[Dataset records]
* * *

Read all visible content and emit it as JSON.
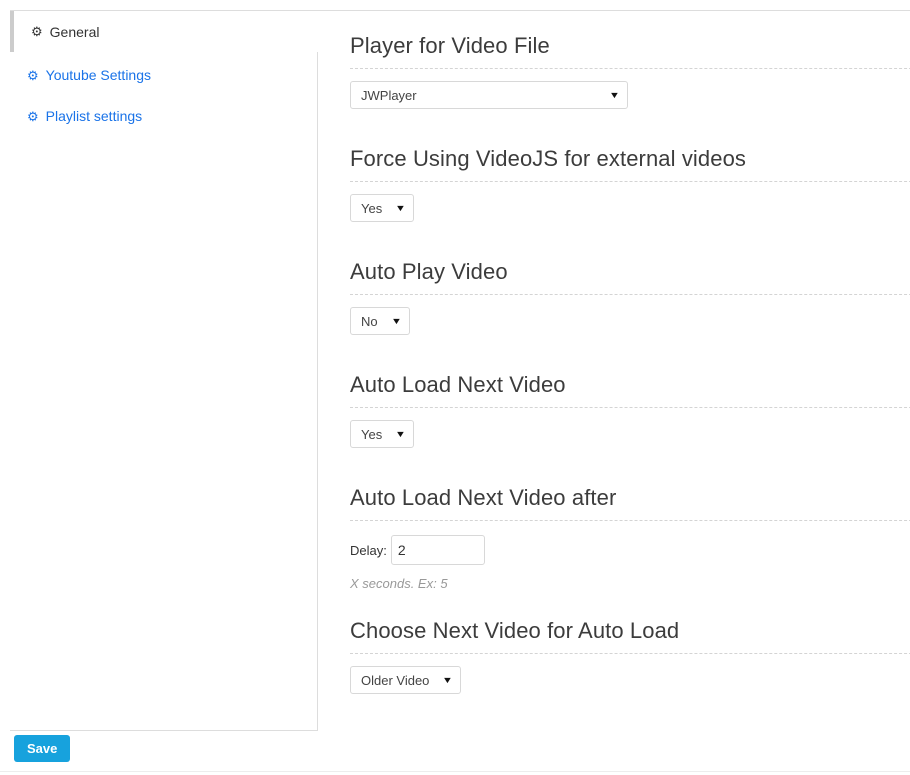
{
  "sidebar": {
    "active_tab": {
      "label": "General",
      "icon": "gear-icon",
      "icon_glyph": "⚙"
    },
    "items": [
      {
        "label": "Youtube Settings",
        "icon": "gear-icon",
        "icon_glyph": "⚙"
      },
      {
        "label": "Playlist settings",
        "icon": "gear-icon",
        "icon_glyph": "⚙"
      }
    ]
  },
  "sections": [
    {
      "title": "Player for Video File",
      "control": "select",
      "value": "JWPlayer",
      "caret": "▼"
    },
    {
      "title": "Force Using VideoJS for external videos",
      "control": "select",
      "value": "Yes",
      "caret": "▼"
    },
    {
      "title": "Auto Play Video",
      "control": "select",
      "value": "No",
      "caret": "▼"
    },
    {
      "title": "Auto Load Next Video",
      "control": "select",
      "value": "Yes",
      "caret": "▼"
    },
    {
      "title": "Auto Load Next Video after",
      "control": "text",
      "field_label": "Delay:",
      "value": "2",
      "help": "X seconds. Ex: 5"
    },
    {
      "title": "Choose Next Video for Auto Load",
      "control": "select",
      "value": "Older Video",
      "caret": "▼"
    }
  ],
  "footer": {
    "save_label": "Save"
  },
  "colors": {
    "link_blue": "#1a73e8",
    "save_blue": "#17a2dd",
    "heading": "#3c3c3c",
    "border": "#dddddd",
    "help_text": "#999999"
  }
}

* * *

- [DIRECTIONS] Establish how many lines of the records contain the string "Next" and state that number without elaboration.

- [WRITTEN RESPONSE] 3